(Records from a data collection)
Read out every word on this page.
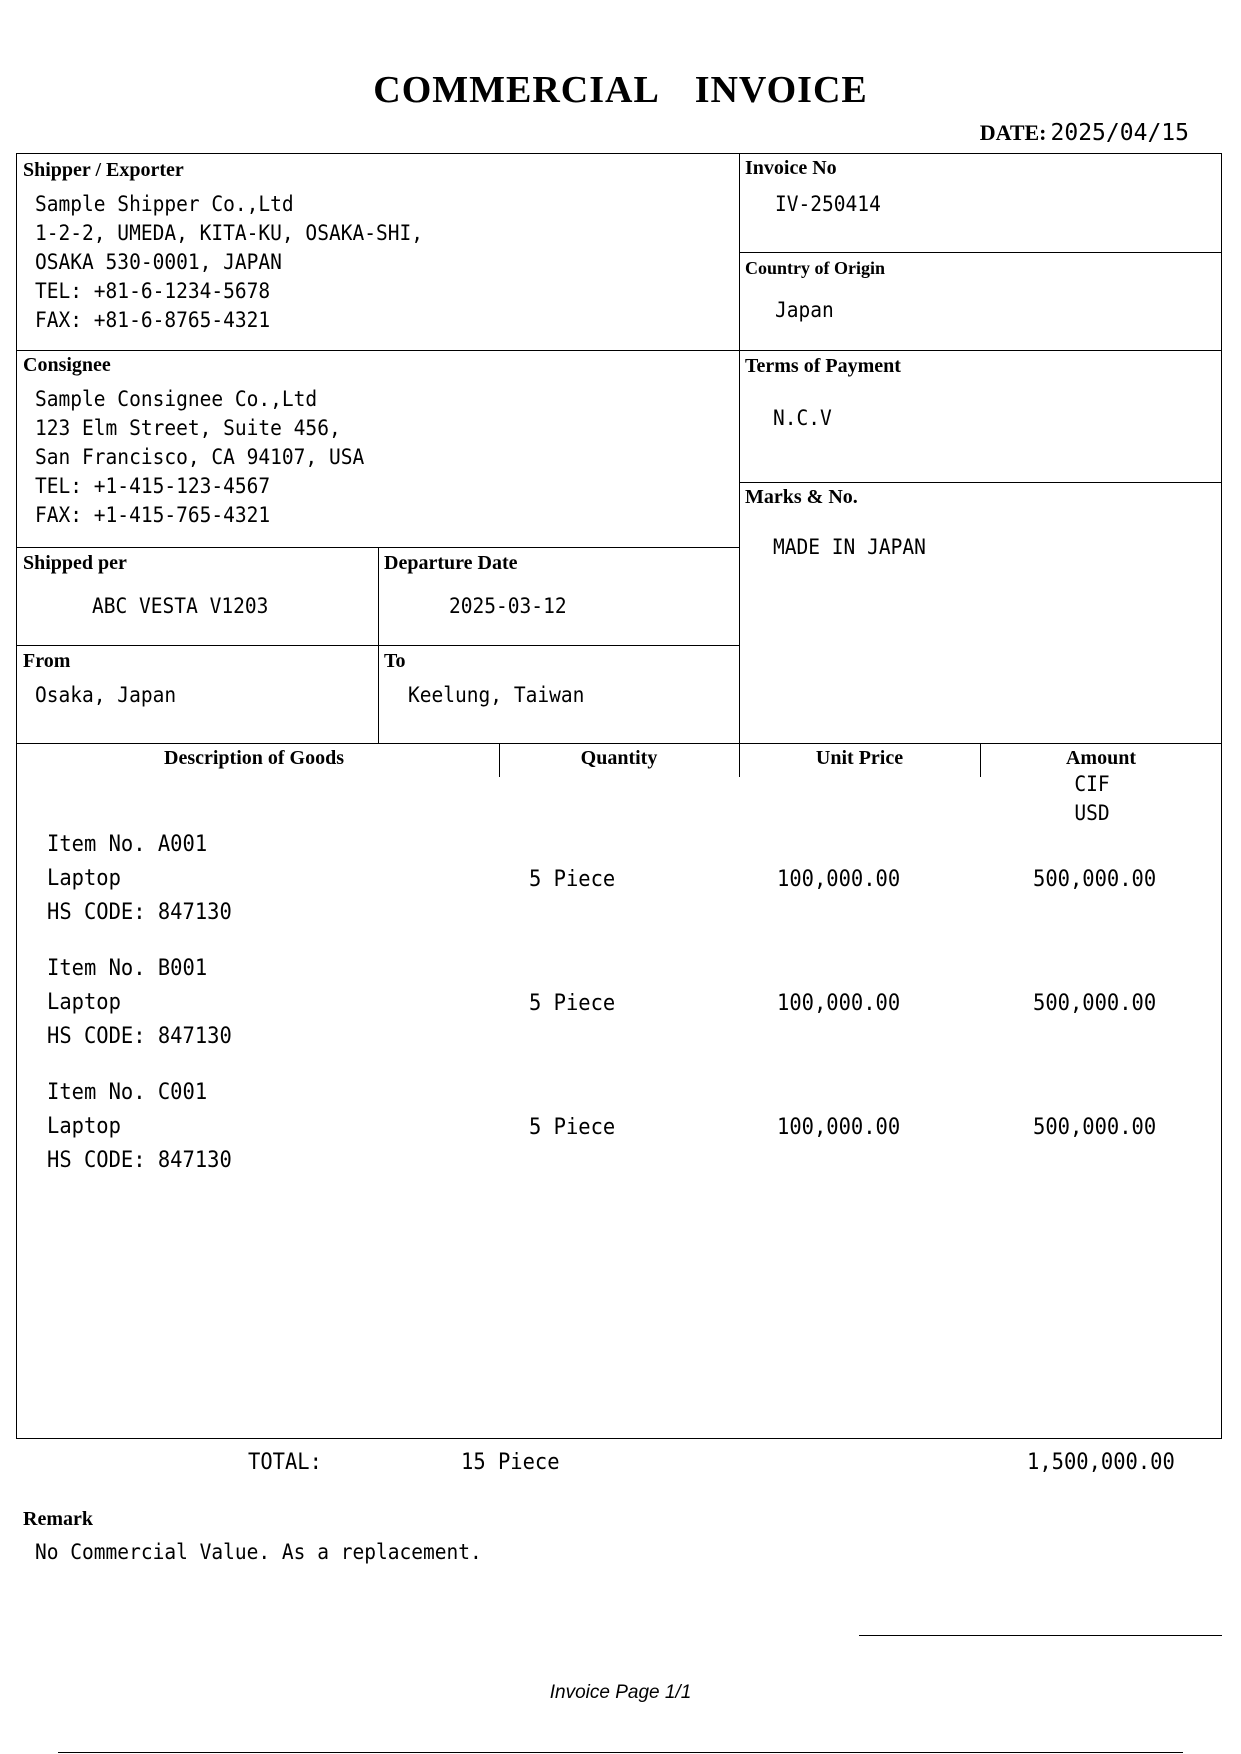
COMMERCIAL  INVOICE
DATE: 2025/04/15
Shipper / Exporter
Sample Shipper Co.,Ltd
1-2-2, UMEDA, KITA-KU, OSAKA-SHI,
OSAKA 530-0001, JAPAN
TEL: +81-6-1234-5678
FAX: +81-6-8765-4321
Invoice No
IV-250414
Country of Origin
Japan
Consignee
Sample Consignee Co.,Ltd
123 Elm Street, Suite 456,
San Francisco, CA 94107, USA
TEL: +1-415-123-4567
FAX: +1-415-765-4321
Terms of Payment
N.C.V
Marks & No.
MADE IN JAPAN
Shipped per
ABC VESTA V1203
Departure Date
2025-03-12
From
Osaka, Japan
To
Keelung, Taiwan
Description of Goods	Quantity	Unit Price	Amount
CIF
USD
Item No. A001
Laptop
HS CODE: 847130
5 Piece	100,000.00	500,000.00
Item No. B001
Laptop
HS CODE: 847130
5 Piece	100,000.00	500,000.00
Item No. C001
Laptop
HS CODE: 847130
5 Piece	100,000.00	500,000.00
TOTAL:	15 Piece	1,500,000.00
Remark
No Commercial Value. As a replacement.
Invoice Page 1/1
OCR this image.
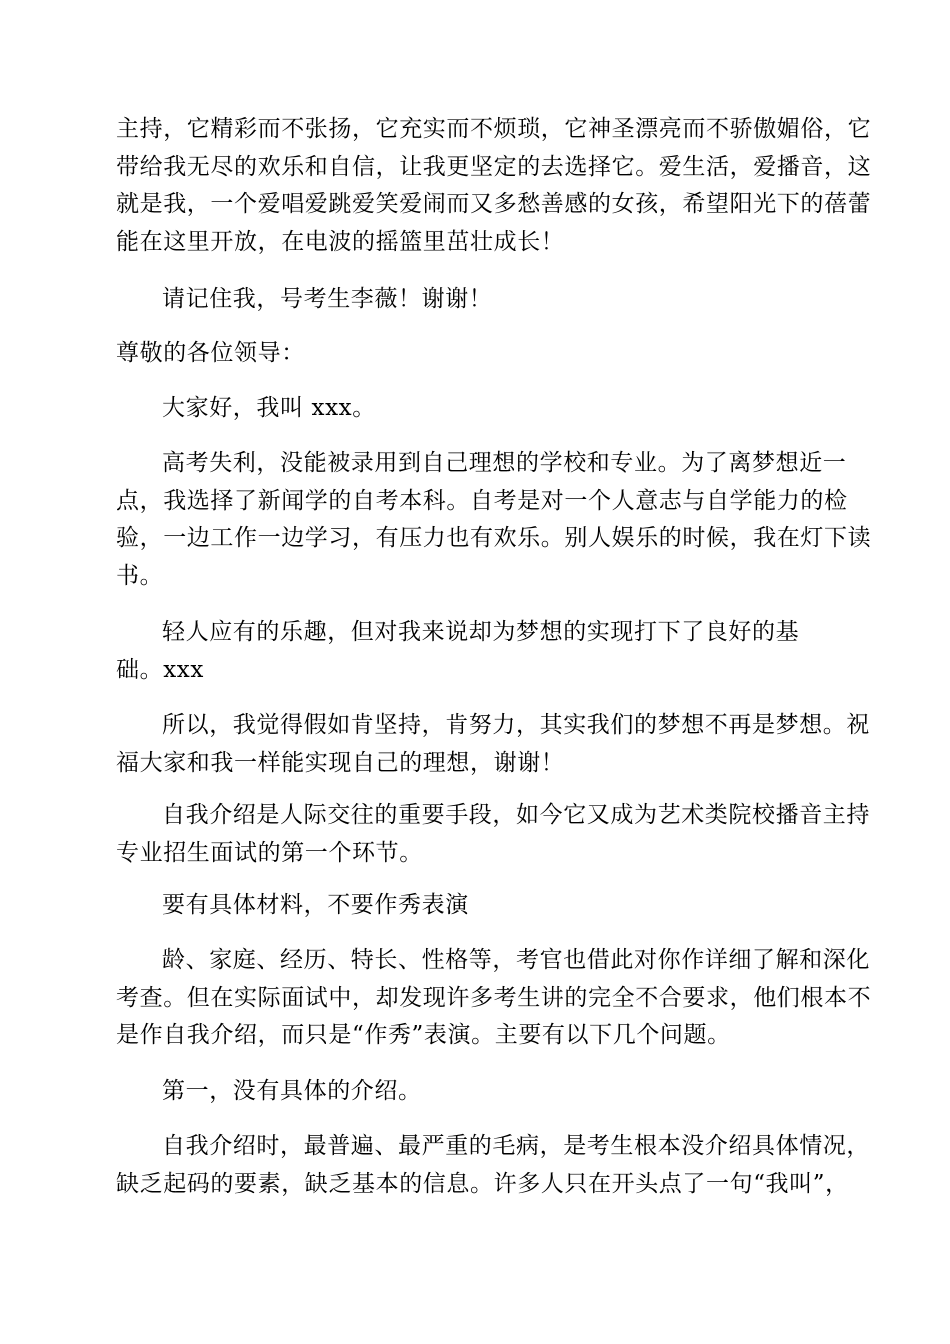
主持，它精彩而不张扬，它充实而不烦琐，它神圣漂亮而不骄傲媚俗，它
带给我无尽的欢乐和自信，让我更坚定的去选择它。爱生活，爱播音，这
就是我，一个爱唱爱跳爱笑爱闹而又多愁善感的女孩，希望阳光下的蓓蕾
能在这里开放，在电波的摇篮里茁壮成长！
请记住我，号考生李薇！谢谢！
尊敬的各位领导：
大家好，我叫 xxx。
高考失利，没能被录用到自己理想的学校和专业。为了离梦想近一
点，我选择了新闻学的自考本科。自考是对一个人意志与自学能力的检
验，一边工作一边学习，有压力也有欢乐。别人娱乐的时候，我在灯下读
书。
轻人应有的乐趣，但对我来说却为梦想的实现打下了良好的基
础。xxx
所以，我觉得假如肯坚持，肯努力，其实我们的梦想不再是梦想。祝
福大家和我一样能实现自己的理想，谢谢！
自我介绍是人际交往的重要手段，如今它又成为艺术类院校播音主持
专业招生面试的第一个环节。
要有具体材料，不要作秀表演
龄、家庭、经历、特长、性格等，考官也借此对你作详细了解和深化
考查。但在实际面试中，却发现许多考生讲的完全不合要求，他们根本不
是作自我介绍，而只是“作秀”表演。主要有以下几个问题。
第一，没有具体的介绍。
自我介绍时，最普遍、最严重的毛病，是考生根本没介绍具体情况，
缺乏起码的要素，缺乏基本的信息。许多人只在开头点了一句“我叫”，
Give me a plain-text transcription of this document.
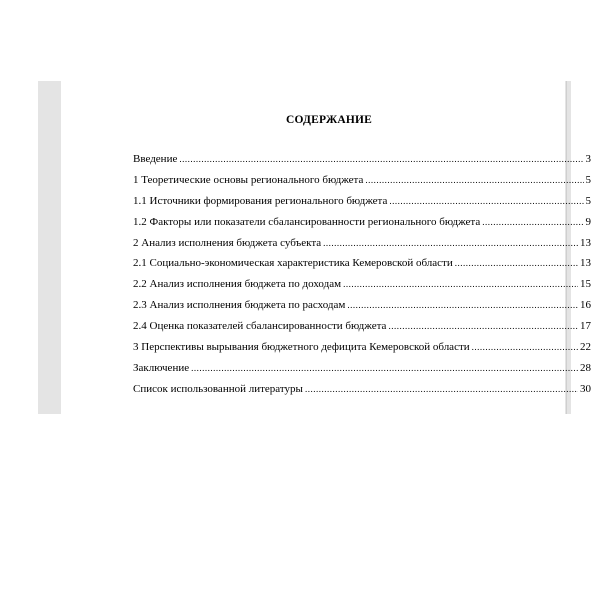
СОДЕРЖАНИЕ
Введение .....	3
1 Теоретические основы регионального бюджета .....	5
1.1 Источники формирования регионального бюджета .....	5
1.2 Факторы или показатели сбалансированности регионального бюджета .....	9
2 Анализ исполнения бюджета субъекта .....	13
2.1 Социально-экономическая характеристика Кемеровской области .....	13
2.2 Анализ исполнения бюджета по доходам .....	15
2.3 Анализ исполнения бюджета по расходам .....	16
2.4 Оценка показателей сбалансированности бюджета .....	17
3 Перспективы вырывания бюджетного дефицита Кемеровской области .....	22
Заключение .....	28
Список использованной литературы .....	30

◆ **WHAT YOU SHOULD DO**: Wherever the string "Item" appears in the entries above, list that line.

◆ **SOLVED EXERCISE**:
Item No. A001
Item No. B001
Item No. C001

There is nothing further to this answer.